Amor, me destroi amor, por favor!

É com todo o fervor, que exclamo invocando essa maldição para minha pessoa novamente.

Oh doença que não se expalha por carne, mas destroi meu fígado e minha alma, exclamo que venha à mim, e me despedace todo pois quero! Meu amor me afoga, me faz delirar, engole terra e engole mar, e não se sacia, quer sempre mais! Coração nenhum poderá sentir tal amor, palpitação, grito, agonia, me espelha na imagem que amo, minha amada, minha vida, nada mais importa para mim, nada mais vale, alem de meu amor. Imploro que me ame, pois amo-te, por você engolirei á água salgada do mar, e as mesmas águas salgadas demonstrarei em lágrimas, darei céu, terra e estrelas para você, e não me importa nada, só quero você!

Shakespeare - Noite de Reis
Cena 2 Ato II

"O amor? Não é o que virá mais tarde.
A alegria de hoje está na risada de agora.

● **DADOS DE ENTRADA**
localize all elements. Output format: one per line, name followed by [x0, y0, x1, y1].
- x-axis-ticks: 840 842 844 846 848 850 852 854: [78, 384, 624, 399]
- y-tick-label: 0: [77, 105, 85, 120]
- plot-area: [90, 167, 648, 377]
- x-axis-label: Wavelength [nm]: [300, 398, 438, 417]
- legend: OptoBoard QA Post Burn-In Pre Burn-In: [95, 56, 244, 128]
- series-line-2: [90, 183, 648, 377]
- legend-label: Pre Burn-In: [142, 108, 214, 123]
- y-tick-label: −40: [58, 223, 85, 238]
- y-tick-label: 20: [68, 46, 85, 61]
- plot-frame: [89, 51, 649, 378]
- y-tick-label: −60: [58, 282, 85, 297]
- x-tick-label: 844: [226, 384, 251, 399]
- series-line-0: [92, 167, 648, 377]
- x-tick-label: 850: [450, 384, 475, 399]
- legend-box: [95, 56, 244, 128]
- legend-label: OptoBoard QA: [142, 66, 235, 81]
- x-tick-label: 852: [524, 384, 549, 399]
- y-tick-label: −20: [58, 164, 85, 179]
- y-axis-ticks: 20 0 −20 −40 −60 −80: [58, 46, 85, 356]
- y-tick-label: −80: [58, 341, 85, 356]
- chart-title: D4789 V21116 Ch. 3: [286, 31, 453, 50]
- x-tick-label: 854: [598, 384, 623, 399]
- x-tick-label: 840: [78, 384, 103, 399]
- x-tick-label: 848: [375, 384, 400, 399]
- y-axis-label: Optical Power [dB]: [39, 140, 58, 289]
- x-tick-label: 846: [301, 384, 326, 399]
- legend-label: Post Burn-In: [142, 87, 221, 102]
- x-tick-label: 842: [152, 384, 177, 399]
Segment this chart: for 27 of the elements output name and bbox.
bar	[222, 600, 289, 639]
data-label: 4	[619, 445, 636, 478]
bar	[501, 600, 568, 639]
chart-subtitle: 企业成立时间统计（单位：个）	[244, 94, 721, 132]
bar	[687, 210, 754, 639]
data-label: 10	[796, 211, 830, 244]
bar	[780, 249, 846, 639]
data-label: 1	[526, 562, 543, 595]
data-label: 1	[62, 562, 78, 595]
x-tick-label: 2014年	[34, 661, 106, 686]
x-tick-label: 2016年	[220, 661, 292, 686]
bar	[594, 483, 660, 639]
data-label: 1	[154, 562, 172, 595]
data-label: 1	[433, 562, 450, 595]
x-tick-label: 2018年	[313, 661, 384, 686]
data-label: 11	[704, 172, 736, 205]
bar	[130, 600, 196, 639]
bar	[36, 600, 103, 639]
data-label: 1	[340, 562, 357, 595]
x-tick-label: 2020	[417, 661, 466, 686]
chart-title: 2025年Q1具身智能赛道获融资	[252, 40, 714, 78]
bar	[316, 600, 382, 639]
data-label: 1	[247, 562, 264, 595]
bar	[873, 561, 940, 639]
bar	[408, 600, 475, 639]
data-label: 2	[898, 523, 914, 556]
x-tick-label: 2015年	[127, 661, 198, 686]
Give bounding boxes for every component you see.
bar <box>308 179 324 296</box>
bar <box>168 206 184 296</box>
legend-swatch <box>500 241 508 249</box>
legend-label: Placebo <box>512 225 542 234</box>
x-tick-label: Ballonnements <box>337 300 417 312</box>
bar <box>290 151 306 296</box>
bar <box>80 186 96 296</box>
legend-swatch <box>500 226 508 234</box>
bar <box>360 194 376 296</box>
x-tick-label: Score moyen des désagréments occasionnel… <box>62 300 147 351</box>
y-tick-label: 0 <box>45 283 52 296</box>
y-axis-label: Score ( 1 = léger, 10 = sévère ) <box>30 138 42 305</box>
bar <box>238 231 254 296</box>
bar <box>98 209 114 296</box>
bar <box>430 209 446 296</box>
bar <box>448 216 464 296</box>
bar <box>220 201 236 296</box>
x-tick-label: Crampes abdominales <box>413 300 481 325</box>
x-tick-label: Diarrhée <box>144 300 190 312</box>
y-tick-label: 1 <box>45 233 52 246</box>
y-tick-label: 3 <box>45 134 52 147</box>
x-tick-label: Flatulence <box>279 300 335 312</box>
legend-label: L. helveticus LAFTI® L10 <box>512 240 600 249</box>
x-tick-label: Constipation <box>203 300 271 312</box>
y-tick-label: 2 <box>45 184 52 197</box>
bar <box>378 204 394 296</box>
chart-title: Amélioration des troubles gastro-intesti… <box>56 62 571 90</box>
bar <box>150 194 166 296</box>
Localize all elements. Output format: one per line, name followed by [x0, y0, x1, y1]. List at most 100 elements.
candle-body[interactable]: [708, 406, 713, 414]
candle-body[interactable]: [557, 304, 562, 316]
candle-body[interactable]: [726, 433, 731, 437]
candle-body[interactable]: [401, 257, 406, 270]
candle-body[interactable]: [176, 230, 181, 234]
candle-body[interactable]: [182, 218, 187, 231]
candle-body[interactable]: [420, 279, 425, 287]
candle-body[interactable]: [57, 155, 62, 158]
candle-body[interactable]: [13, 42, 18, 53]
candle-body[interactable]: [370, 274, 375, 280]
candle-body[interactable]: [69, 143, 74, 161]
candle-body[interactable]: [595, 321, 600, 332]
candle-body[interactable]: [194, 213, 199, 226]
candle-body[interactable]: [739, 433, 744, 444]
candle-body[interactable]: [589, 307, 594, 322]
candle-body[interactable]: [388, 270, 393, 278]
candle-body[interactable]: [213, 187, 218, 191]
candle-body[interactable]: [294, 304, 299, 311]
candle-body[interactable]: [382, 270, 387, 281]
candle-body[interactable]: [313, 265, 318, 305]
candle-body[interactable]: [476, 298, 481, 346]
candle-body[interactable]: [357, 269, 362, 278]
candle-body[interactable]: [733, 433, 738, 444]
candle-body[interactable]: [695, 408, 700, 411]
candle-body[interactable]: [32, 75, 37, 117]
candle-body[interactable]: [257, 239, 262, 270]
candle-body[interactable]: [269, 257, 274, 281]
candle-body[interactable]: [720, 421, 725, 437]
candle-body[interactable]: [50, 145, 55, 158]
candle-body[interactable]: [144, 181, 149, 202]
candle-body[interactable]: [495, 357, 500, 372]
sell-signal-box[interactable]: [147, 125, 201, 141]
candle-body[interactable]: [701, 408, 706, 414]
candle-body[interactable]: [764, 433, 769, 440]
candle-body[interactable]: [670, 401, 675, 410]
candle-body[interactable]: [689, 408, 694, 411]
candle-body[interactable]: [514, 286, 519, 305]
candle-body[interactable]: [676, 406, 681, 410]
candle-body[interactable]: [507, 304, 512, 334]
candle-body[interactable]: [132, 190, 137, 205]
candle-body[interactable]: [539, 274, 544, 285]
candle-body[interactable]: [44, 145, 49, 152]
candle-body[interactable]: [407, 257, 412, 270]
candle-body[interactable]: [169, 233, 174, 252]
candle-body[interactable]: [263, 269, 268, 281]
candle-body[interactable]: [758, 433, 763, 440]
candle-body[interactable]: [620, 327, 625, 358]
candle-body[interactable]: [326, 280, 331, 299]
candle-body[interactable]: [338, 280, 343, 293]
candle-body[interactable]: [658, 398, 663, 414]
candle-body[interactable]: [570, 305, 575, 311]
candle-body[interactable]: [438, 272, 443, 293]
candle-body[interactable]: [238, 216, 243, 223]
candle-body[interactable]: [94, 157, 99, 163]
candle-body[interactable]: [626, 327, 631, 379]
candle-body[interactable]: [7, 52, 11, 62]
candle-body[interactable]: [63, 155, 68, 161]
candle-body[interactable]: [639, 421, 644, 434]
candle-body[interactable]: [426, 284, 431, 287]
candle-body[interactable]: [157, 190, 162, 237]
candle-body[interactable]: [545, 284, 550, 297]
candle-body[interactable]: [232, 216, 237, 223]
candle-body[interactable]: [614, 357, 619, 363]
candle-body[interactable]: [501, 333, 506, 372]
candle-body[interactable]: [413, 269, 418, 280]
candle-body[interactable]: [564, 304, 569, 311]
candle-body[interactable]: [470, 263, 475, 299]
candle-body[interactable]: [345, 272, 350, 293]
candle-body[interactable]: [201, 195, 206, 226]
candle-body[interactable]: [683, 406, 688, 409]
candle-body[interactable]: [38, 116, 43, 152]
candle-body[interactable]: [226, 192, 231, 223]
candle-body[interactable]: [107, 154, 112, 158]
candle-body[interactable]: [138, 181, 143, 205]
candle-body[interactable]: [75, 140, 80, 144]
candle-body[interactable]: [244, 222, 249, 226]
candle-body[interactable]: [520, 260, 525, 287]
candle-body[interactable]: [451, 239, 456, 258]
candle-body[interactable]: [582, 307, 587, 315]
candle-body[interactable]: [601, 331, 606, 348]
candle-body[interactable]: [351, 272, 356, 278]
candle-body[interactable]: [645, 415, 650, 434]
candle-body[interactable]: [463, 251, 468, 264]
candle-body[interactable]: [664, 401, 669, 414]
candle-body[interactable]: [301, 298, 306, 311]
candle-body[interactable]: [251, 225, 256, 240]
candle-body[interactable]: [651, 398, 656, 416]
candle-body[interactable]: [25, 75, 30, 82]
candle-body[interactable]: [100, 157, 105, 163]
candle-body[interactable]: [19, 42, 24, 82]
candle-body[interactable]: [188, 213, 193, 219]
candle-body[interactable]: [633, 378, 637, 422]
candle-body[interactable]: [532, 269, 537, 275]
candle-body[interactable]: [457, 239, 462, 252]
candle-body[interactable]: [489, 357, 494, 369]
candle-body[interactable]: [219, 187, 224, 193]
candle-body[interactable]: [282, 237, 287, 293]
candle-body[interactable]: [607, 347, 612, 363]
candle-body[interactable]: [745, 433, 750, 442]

● **TAREFAS OBRIGATÓRIAS**
1 > Por favor, indique de qual obra de Shakespeare vem a citação no fim do texto sobre o amor.
2 > Segundo o texto sobre o amor, por que quem fala implora que a pessoa amada o ame? Explique em até três frases.
3 > Continue o texto sobre o amor a partir do ponto em que ele para.

● **RESPOSTAS POR ITEM**
1 > Noite de Reis (Cena 2, Ato II).

2 > Porque quem fala ama essa pessoa. O próprio texto dá essa razão: "Imploro que me ame, pois amo-te".

3 >
O que está por vir? Isso ninguem sabe.
Não se ganha grande coisa com a demora.
Por isto, bela mimosa, vem me beijar.
A juventude não dura e já vai passar."

A juventude não dura, ela já vai passar, por isso beija-me, vem, beija-me, eu te amo mimosa, meus olhos brilham por ti, meu amor não tem limites, escancaro meus braços e canto, AMO-TE, eu exclamo, AMO-TE e é só isso que quero saber, amor, amor e amor!
E se não puderes me amar, mate-me, da forma mais dolorosa possivel, é bem melhor ser morto pelas mãos da amada, que morto sem toca-las.
Amor, me destroi amor, por favor... acredite nessas palavras.